Document section
# Blue Aura Shrimp



## hotweldfire (11 Apr 2012)

2012-3-11_21.56.44 by hotweldfire, on Flickr

Courtesy of Living Waters. Had them about 3 weeks I think. Got two about blue pearl colouration (including the one on the right) and another six much darker blue. Most darker than the one in foreground above. Got two berried now so fingers crossed. Just hope it wasn't one one of my CBS what done the deed. Need to get them or the auras out of this tank sharpish, new nano almost ready.

Here's some more info

http://www.shrimpnow.com/forums/showthr ... ue-Shrimps
http://www.shrimpnow.com/forums/showthr ... lue-Shrimp


----------



## Radik (11 Apr 2012)

I heard from German breeder offspring's are not blue but will be curious to see your report.


----------



## hotweldfire (11 Apr 2012)

Yep, new strain so god knows what will happen. Will keep you informed.


----------



## Sentral (12 Apr 2012)

Very nice! Wish my lfs had more than just CRS. 

Look forward to seeing what the offspring is like!


----------



## Antipofish (12 Apr 2012)

Really nice shrimp mate ! Looking forward to the results too.  Have you done a thread for the new nano ?


----------



## hotweldfire (12 Apr 2012)

Yeah, in my sig mate


----------



## Iain Sutherland (12 Apr 2012)

They are very cool shrimp saj, interested to see what offspring come about.


----------



## Viv (12 Apr 2012)

Beautiful shrimp!

Viv


----------



## Dincho (14 Apr 2012)

Sexy! Keep us updated on these, i have been tempted for a while but decided on the Blue Jelly instead. I could be tempted again after seeing the pics!


----------



## basil (14 Apr 2012)

Dincho said:
			
		

> Sexy! Keep us updated on these, i have been tempted for a while but decided on the Blue Jelly instead. I could be tempted again after seeing the pics!



Few steps ahead of me........what's Blue Jelly please?  Is it a Chanel No.5 hybrid / PRL combo??


----------



## Radik (14 Apr 2012)

That will be another fake blue there have been so many blue shrimp already but only 1 is really blue and that's blue tiger which you have chance to get blue offspring's as well. Until I see blue offspring's I remain skeptical. 

Oh and blue pearl as well if you do selective breeding.


----------



## basil (15 Apr 2012)

Not dabbled in any blue shrimp yet Radik, but are you saying that they dont breed true? 

Thanks,

Mike.


----------



## Dincho (15 Apr 2012)

Not even Blue Tigers breed true.

You can see pics of the Blue Jelly here:http://blog.sina.com.cn/s/blog_6b4fea280100s9re.html 
These don't breed true either, maybe 3 or 4 from each batch. I keep Blue Jelly and Incredible Hulk in a tank together and just remove the babies that don't pull rank, since doing this the numbers have risen a little. A few more years of selective breeding are needed to improve the ratio.


----------



## Radik (15 Apr 2012)

Well then none shrimp breed true blue. It is all selective breeding and culling out stock. But deep blue tigers have quite high ratio of blues now.


----------



## Sentral (15 Apr 2012)

Is the norm to cull (kill) the offspring that don't show the colours or are they moved on?


----------



## Radik (15 Apr 2012)

No kill, cull out unwanted and gift somebody or sell cheap or have some tank with fish where they keep help numbers low on culled out shrimp. That's most human way I would say.


----------

Exercises to complete
**1)** Reproduce the section of the blue aura shrimp thread starting at "Yep, new strain" and ending at "than just CRS.".
**2)** Based on the blue aura shrimp thread, answer yes or no to each statement and quote the words that decide it: (a) hotweldfire reports that two of the shrimp are carrying eggs; (b) Dincho says the Blue Jelly shrimp breed true; (c) Radik recommends killing the shrimp that are culled out.

Material
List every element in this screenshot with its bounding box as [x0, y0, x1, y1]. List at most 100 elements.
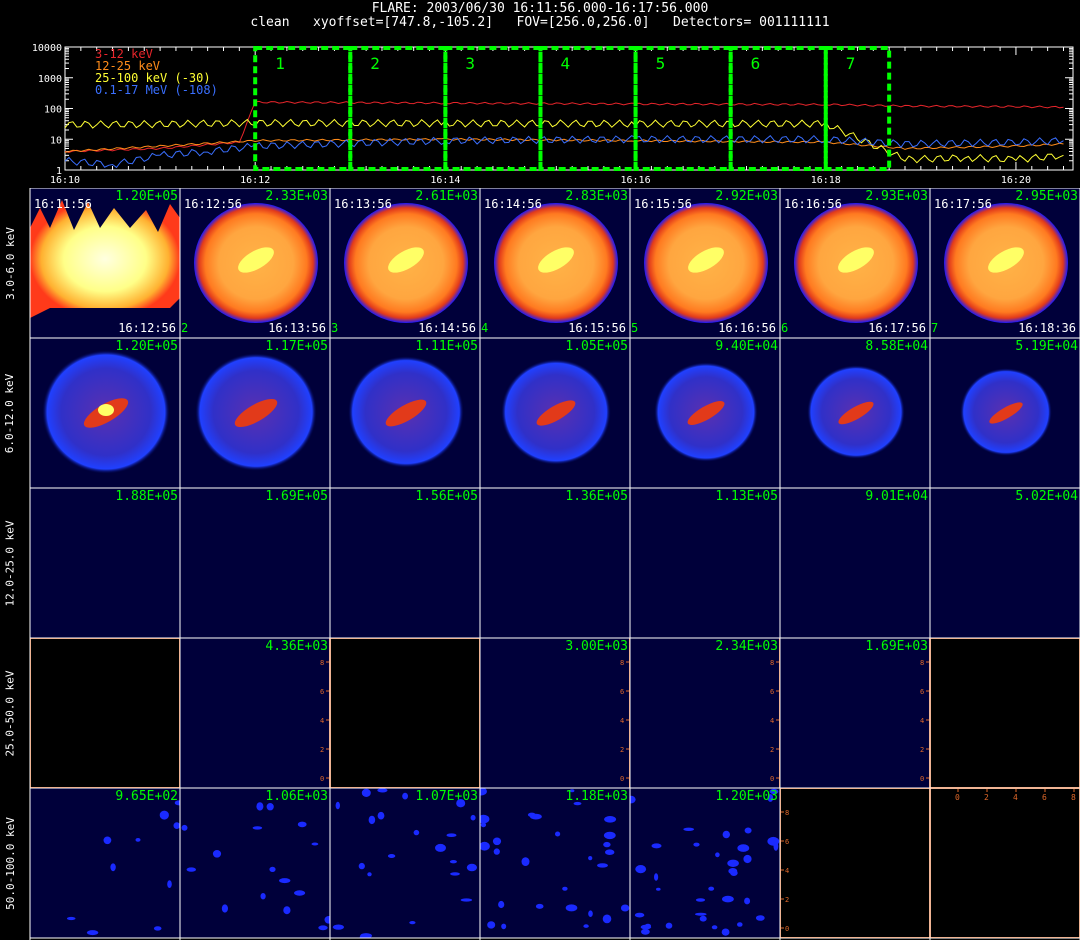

Results for the exercise
**1)**
Yep, new strain so god knows what will happen. Will keep you informed.


----------



## Sentral (12 Apr 2012)

Very nice! Wish my lfs had more than just CRS.

**2)**
(a) Yes: "Got two berried now so fingers crossed."
(b) No: "These don't breed true either, maybe 3 or 4 from each batch."
(c) No: "No kill, cull out unwanted and gift somebody or sell cheap"